DATASET EXCERPTS:

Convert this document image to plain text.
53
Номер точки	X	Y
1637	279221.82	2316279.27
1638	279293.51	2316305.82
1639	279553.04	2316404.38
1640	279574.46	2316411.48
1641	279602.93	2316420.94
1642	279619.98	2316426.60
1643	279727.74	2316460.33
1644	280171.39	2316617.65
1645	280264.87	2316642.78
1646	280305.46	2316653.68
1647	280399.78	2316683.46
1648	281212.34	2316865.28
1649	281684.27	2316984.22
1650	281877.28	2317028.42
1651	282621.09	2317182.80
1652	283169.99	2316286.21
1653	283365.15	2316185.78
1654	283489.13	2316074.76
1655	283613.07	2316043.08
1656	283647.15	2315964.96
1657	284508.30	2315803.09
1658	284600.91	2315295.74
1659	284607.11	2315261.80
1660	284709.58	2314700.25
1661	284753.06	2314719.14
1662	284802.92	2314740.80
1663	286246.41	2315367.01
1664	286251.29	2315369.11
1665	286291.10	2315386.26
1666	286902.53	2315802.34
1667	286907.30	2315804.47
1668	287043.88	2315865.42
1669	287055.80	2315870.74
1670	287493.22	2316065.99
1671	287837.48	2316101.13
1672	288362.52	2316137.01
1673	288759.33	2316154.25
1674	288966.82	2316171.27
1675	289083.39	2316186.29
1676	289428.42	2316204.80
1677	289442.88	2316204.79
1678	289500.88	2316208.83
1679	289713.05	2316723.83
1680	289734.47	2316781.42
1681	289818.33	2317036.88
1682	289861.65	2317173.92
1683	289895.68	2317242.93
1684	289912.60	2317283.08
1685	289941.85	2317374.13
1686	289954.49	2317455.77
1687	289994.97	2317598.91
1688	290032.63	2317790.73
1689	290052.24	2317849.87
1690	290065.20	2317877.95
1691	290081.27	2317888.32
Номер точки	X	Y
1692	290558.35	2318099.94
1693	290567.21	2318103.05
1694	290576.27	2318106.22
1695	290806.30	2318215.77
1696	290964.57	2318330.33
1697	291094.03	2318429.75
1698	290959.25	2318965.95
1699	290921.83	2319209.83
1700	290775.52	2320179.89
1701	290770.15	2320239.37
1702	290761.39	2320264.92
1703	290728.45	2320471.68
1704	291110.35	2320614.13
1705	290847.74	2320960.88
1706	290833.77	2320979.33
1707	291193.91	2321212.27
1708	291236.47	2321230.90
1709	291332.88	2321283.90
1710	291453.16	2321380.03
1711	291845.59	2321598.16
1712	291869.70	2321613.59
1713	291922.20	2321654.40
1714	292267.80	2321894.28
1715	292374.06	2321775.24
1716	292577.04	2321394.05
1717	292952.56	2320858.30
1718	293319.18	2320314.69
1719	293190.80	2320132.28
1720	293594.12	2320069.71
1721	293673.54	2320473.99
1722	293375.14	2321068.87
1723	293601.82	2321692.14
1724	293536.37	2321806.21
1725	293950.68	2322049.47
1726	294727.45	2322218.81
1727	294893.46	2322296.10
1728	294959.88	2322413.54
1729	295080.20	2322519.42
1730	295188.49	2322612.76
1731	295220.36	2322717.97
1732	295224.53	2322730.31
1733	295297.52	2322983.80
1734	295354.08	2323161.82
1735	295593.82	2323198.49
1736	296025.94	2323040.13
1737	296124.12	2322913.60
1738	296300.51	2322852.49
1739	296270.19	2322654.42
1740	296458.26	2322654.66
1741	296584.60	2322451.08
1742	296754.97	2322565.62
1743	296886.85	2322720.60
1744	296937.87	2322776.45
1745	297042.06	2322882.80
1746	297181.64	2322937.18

YOUR TASK: Print the records above exactly as they appear.

WRITTEN SOLUTION:
Convert this document image to plain text.
53
Номер точки	X	Y
1637	279221.82	2316279.27
1638	279293.51	2316305.82
1639	279553.04	2316404.38
1640	279574.46	2316411.48
1641	279602.93	2316420.94
1642	279619.98	2316426.60
1643	279727.74	2316460.33
1644	280171.39	2316617.65
1645	280264.87	2316642.78
1646	280305.46	2316653.68
1647	280399.78	2316683.46
1648	281212.34	2316865.28
1649	281684.27	2316984.22
1650	281877.28	2317028.42
1651	282621.09	2317182.80
1652	283169.99	2316286.21
1653	283365.15	2316185.78
1654	283489.13	2316074.76
1655	283613.07	2316043.08
1656	283647.15	2315964.96
1657	284508.30	2315803.09
1658	284600.91	2315295.74
1659	284607.11	2315261.80
1660	284709.58	2314700.25
1661	284753.06	2314719.14
1662	284802.92	2314740.80
1663	286246.41	2315367.01
1664	286251.29	2315369.11
1665	286291.10	2315386.26
1666	286902.53	2315802.34
1667	286907.30	2315804.47
1668	287043.88	2315865.42
1669	287055.80	2315870.74
1670	287493.22	2316065.99
1671	287837.48	2316101.13
1672	288362.52	2316137.01
1673	288759.33	2316154.25
1674	288966.82	2316171.27
1675	289083.39	2316186.29
1676	289428.42	2316204.80
1677	289442.88	2316204.79
1678	289500.88	2316208.83
1679	289713.05	2316723.83
1680	289734.47	2316781.42
1681	289818.33	2317036.88
1682	289861.65	2317173.92
1683	289895.68	2317242.93
1684	289912.60	2317283.08
1685	289941.85	2317374.13
1686	289954.49	2317455.77
1687	289994.97	2317598.91
1688	290032.63	2317790.73
1689	290052.24	2317849.87
1690	290065.20	2317877.95
1691	290081.27	2317888.32
Номер точки	X	Y
1692	290558.35	2318099.94
1693	290567.21	2318103.05
1694	290576.27	2318106.22
1695	290806.30	2318215.77
1696	290964.57	2318330.33
1697	291094.03	2318429.75
1698	290959.25	2318965.95
1699	290921.83	2319209.83
1700	290775.52	2320179.89
1701	290770.15	2320239.37
1702	290761.39	2320264.92
1703	290728.45	2320471.68
1704	291110.35	2320614.13
1705	290847.74	2320960.88
1706	290833.77	2320979.33
1707	291193.91	2321212.27
1708	291236.47	2321230.90
1709	291332.88	2321283.90
1710	291453.16	2321380.03
1711	291845.59	2321598.16
1712	291869.70	2321613.59
1713	291922.20	2321654.40
1714	292267.80	2321894.28
1715	292374.06	2321775.24
1716	292577.04	2321394.05
1717	292952.56	2320858.30
1718	293319.18	2320314.69
1719	293190.80	2320132.28
1720	293594.12	2320069.71
1721	293673.54	2320473.99
1722	293375.14	2321068.87
1723	293601.82	2321692.14
1724	293536.37	2321806.21
1725	293950.68	2322049.47
1726	294727.45	2322218.81
1727	294893.46	2322296.10
1728	294959.88	2322413.54
1729	295080.20	2322519.42
1730	295188.49	2322612.76
1731	295220.36	2322717.97
1732	295224.53	2322730.31
1733	295297.52	2322983.80
1734	295354.08	2323161.82
1735	295593.82	2323198.49
1736	296025.94	2323040.13
1737	296124.12	2322913.60
1738	296300.51	2322852.49
1739	296270.19	2322654.42
1740	296458.26	2322654.66
1741	296584.60	2322451.08
1742	296754.97	2322565.62
1743	296886.85	2322720.60
1744	296937.87	2322776.45
1745	297042.06	2322882.80
1746	297181.64	2322937.18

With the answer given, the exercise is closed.